:: INPUT FOR THIS TASK
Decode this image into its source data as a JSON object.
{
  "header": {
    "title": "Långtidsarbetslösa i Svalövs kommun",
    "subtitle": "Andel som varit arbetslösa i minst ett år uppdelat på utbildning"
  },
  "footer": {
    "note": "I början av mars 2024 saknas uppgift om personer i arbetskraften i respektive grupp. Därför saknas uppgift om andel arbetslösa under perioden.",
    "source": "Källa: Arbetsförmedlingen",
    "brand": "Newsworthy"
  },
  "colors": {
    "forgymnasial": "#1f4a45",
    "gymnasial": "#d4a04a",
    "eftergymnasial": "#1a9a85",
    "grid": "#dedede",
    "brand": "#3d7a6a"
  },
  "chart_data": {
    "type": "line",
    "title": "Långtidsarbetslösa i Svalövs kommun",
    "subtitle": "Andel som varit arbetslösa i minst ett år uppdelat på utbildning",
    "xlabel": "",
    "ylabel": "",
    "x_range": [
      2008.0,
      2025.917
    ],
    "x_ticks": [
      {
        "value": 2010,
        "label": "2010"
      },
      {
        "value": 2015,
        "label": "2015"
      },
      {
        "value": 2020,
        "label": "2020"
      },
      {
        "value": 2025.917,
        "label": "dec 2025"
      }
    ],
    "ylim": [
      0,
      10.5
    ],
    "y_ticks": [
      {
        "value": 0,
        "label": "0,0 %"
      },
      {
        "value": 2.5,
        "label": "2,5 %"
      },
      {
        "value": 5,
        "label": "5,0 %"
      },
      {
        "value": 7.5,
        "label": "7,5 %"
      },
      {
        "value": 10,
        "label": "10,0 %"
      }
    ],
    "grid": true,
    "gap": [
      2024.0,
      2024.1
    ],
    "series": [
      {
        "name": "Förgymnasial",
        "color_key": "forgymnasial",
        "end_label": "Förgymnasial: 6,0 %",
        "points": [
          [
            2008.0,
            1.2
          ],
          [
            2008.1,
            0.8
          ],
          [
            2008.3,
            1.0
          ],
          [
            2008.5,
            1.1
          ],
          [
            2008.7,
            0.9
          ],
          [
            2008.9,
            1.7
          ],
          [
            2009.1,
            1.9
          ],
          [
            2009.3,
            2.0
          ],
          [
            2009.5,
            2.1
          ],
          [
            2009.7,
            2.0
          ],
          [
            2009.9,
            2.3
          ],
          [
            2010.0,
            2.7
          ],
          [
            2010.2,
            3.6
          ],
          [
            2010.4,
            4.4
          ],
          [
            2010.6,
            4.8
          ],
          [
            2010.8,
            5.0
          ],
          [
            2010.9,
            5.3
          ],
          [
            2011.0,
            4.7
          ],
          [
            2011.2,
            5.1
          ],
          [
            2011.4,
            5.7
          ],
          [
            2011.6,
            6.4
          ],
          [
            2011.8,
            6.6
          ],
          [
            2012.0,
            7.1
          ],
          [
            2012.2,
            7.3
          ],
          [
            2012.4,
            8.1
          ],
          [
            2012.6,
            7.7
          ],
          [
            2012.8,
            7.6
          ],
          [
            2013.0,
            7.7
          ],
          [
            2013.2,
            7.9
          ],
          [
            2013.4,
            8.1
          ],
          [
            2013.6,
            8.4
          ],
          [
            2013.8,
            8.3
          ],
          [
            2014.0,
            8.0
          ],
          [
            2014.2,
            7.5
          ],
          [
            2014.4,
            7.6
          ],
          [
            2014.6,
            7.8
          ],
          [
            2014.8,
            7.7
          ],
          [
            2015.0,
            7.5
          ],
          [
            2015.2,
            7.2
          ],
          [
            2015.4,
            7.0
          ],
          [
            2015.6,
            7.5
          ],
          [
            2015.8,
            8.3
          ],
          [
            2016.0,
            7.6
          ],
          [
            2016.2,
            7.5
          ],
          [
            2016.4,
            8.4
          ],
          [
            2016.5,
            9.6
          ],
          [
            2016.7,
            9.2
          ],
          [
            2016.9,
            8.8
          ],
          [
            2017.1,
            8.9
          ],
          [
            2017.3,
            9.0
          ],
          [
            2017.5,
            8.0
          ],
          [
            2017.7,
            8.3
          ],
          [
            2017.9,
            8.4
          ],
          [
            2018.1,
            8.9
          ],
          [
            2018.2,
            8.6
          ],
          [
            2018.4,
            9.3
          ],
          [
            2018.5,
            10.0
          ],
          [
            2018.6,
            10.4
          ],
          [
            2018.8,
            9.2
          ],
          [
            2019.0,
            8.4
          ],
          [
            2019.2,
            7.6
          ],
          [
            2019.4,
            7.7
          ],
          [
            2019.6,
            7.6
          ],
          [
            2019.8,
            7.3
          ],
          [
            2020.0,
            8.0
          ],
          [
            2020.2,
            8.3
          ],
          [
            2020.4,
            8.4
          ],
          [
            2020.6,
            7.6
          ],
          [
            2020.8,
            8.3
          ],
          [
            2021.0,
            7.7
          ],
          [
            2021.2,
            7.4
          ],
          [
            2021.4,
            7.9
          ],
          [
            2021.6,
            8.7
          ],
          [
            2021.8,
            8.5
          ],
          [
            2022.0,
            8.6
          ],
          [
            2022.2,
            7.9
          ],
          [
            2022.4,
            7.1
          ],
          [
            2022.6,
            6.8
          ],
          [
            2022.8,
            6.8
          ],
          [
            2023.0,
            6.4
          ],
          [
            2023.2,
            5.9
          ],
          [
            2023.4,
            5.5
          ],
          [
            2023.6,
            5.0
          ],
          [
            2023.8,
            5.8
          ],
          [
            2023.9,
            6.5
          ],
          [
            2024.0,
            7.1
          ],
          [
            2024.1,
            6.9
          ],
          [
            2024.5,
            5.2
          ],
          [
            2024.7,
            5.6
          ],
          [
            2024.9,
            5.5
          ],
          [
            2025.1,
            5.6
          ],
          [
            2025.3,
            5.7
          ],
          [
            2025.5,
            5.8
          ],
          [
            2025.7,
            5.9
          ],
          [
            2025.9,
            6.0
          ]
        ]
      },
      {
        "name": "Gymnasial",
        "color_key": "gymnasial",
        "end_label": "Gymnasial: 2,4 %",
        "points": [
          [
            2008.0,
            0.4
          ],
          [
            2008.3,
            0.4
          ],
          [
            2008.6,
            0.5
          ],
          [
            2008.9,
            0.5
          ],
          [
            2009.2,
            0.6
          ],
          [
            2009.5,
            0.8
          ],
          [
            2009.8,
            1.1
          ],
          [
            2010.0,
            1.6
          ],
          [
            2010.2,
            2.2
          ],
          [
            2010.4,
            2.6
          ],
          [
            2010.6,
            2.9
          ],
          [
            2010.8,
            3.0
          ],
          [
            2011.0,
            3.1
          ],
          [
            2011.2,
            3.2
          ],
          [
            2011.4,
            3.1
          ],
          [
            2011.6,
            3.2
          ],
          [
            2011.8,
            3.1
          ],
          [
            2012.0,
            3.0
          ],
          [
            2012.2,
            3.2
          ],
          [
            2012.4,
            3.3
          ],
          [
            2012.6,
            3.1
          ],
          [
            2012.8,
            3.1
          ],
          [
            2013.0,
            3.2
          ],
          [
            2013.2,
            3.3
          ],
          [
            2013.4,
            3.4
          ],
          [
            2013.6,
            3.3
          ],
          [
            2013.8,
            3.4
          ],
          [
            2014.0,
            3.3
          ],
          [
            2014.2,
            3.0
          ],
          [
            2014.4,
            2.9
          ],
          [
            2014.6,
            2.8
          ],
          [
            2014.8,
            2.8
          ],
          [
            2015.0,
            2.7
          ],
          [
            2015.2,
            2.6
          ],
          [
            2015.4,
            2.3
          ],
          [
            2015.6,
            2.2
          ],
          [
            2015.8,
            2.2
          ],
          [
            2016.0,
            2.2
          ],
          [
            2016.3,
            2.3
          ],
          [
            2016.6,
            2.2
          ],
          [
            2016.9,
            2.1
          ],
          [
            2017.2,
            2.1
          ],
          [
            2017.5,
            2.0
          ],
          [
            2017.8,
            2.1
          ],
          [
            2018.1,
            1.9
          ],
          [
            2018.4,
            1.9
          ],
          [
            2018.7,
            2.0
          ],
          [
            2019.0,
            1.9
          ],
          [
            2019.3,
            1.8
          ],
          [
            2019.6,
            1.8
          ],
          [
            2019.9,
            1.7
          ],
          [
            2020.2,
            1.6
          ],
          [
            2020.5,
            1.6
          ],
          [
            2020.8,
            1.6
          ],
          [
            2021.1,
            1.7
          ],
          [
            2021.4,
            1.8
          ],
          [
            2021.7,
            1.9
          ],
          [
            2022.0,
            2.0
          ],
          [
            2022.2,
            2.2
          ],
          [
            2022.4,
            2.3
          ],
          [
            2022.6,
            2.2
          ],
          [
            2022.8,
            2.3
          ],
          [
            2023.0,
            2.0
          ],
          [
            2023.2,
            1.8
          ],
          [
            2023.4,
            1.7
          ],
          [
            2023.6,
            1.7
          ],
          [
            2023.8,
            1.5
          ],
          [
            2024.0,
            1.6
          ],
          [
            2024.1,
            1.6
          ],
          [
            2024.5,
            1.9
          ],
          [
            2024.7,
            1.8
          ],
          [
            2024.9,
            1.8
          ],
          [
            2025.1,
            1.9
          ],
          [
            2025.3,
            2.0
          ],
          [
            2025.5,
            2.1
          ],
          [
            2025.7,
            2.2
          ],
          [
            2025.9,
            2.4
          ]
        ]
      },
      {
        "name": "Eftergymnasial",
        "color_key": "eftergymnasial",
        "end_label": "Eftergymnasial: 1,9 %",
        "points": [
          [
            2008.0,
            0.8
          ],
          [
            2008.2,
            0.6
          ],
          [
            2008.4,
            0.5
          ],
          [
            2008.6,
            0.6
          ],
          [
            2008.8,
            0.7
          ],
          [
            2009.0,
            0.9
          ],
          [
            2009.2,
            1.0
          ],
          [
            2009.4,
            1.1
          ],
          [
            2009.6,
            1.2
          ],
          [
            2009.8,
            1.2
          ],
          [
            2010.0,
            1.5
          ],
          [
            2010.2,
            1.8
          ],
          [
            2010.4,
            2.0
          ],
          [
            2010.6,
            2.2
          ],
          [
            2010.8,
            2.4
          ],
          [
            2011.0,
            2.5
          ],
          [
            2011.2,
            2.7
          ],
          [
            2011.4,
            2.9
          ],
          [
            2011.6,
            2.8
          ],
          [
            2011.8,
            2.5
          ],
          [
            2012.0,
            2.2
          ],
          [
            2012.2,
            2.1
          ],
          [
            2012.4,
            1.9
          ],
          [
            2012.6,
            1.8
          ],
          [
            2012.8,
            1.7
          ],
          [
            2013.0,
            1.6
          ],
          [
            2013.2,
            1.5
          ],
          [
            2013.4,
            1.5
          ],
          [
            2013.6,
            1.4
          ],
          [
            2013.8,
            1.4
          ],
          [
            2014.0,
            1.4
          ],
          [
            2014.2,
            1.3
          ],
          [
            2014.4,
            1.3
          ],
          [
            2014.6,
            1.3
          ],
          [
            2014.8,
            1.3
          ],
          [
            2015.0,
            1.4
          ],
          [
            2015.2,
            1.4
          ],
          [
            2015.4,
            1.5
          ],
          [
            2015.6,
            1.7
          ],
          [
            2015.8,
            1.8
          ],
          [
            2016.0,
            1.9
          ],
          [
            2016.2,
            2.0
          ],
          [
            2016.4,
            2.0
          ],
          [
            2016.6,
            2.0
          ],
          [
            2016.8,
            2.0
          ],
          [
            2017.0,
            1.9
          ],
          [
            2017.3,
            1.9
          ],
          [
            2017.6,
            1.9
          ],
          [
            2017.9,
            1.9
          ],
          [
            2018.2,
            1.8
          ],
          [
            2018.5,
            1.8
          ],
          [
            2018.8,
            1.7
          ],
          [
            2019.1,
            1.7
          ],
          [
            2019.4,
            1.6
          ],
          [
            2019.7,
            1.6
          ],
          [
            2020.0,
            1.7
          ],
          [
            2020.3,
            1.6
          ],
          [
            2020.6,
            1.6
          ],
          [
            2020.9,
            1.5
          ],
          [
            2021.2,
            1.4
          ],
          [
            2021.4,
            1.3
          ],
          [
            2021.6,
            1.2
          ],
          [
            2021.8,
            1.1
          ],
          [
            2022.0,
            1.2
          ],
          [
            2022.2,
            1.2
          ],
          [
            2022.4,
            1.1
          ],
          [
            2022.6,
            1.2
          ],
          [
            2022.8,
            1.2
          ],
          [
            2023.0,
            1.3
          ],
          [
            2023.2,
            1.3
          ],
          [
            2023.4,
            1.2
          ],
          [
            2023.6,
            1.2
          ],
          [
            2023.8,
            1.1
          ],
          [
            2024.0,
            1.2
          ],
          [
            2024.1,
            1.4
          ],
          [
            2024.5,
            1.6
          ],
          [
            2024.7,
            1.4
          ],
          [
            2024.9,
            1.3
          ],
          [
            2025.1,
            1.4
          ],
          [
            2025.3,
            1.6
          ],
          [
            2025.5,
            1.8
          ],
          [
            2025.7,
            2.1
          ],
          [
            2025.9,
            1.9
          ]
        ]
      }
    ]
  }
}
::::
GIVEN PROBLEM: Where a line in the material contains "name", copy that line.

TASK OUTPUT:
        "name": "Förgymnasial",
        "name": "Gymnasial",
        "name": "Eftergymnasial",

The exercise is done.